#### Written task:
Where the string "mechanisch" occurs in the material below, report the whole line.
------
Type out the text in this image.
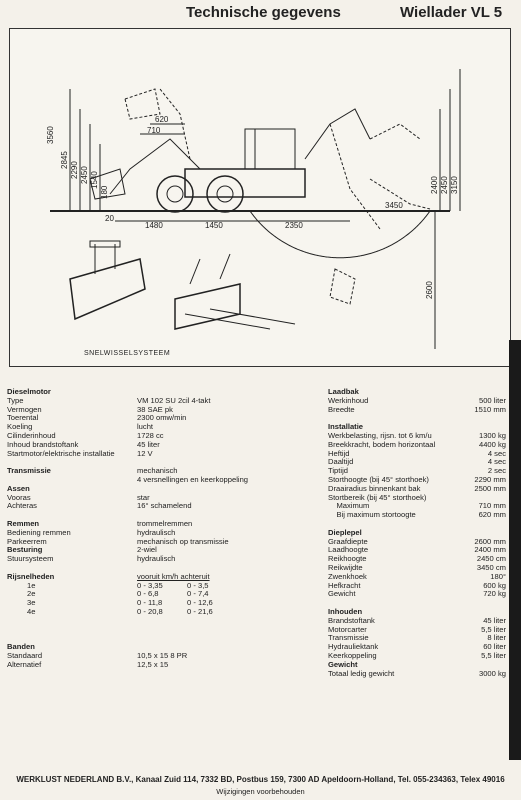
Technische gegevens	Wiellader VL 5
3560
2845
2290 2450 1540
180	2400 2450 3150
2600
620
710
1480	1450	2350
3450
20
SNELWISSELSYSTEEM
Dieselmotor
Type	VM 102 SU 2cil 4-takt
Vermogen	38 SAE pk
Toerental	2300 omw/min
Koeling	lucht
Cilinderinhoud	1728 cc
Inhoud brandstoftank	45 liter
Startmotor/elektrische installatie	12 V
Transmissie	mechanisch
4 versnellingen en keerkoppeling
Assen
Vooras	star
Achteras	16° schamelend
Remmen	trommelremmen
Bediening remmen	hydraulisch
Parkeerrem	mechanisch op transmissie
Besturing	2-wiel
Stuursysteem	hydraulisch
Rijsnelheden	vooruit km/h achteruit
1e	0 - 3,35	0 - 3,5
2e	0 - 6,8	0 - 7,4
3e	0 - 11,8	0 - 12,6
4e	0 - 20,8	0 - 21,6
Banden
Standaard	10,5 x 15 8 PR
Alternatief	12,5 x 15
Laadbak
Werkinhoud	500 liter
Breedte	1510 mm
Installatie
Werkbelasting, rijsn. tot 6 km/u	1300 kg
Breekkracht, bodem horizontaal	4400 kg
Heftijd	4 sec
Daaltijd	4 sec
Tiptijd	2 sec
Storthoogte (bij 45° storthoek)	2290 mm
Draairadius binnenkant bak	2500 mm
Stortbereik (bij 45° storthoek)
Maximum	710 mm
Bij maximum stortoogte	620 mm
Dieplepel
Graafdiepte	2600 mm
Laadhoogte	2400 mm
Reikhoogte	2450 cm
Reikwijdte	3450 cm
Zwenkhoek	180°
Hefkracht	600 kg
Gewicht	720 kg
Inhouden
Brandstoftank	45 liter
Motorcarter	5,5 liter
Transmissie	8 liter
Hydrauliektank	60 liter
Keerkoppeling	5,5 liter
Gewicht
Totaal ledig gewicht	3000 kg
WERKLUST NEDERLAND B.V., Kanaal Zuid 114, 7332 BD, Postbus 159, 7300 AD Apeldoorn-Holland, Tel. 055-234363, Telex 49016
Wijzigingen voorbehouden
------
#### Written answer:
Transmissie	mechanisch
Parkeerrem	mechanisch op transmissie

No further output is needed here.